▸ WHAT YOU ARE ASKED TO DO
Locate every line in the material below that has the word "center". Copy each of those lines.

▸ MATERIAL SHOWN
---------------
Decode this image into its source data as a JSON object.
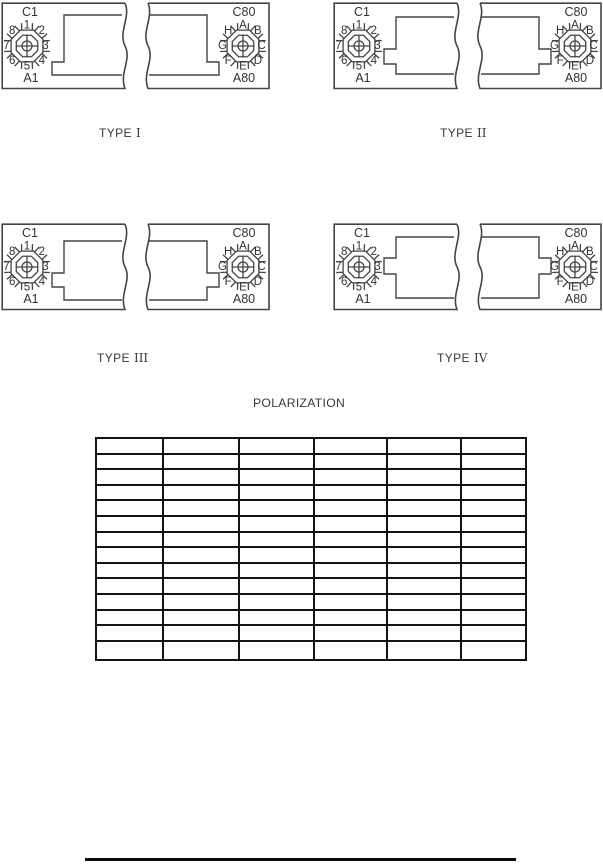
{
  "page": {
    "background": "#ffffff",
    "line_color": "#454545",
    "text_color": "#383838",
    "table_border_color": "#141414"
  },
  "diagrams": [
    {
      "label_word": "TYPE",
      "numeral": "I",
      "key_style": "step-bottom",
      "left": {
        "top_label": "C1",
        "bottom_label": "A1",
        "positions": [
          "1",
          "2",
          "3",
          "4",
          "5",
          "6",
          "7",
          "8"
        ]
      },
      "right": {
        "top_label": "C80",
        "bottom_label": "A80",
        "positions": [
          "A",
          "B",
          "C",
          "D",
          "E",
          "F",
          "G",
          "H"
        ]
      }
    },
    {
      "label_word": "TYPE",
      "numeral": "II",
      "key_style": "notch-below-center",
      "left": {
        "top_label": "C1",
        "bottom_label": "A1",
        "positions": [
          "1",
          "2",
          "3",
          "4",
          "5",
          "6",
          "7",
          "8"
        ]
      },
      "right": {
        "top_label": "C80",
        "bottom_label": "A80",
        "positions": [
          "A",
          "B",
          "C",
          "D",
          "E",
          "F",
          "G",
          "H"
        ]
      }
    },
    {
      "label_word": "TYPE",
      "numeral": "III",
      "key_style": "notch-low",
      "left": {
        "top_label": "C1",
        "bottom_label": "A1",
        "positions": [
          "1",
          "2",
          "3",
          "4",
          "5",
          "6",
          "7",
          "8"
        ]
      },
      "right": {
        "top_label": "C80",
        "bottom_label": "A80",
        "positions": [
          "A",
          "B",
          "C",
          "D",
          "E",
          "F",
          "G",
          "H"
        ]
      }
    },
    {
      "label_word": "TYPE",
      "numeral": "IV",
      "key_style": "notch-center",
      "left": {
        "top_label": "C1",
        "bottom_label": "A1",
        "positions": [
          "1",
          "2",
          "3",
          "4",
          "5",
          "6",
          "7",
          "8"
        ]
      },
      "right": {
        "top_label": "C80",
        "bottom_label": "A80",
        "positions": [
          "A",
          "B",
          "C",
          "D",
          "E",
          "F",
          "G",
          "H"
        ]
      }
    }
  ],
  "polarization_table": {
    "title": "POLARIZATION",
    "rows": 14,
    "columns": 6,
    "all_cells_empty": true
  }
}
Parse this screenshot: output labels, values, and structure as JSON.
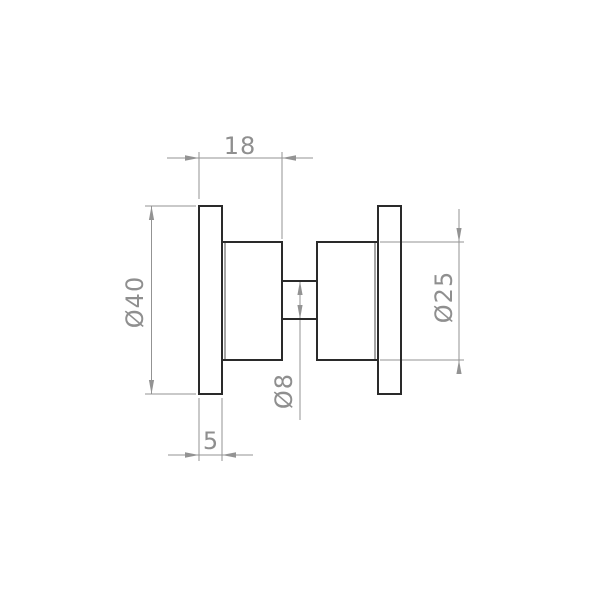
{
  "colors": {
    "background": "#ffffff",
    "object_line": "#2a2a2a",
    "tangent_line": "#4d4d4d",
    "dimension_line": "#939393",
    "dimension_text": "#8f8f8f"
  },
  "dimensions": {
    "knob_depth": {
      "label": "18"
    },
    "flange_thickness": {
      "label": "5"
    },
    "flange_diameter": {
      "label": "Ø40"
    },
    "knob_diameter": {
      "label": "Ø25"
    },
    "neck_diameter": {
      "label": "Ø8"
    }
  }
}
---------------
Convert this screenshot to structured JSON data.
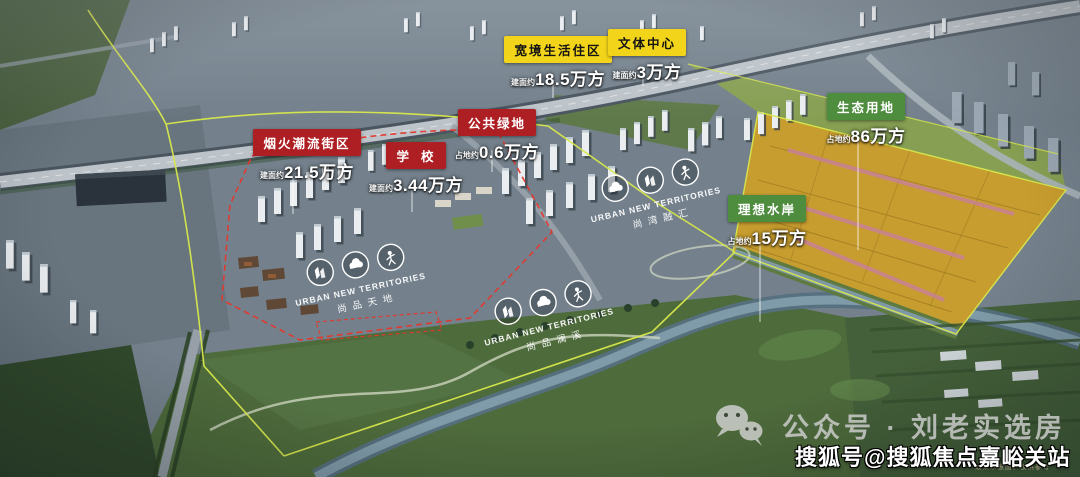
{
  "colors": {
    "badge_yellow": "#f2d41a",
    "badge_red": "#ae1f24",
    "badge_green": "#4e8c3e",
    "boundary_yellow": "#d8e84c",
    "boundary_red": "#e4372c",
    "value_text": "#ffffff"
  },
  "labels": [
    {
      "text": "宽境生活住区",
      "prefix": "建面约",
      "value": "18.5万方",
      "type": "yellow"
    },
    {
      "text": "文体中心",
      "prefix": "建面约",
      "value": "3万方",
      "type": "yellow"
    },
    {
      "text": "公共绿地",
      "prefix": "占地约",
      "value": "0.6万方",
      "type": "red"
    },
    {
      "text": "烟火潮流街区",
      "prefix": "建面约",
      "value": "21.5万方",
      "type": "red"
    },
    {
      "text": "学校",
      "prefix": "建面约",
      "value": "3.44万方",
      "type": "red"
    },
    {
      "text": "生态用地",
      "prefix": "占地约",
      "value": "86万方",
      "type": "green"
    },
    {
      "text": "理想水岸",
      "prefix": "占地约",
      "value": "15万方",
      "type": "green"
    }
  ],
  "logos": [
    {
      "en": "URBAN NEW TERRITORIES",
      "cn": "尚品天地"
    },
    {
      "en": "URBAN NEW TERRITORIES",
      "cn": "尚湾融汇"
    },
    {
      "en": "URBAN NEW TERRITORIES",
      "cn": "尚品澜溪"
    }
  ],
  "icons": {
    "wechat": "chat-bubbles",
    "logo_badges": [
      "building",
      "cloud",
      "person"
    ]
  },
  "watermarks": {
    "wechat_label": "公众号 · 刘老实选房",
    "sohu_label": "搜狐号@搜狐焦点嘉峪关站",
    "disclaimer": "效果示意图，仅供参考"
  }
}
---------------
▸ FULL OUTPUT
      "key_style": "notch-below-center",
      "key_style": "notch-center",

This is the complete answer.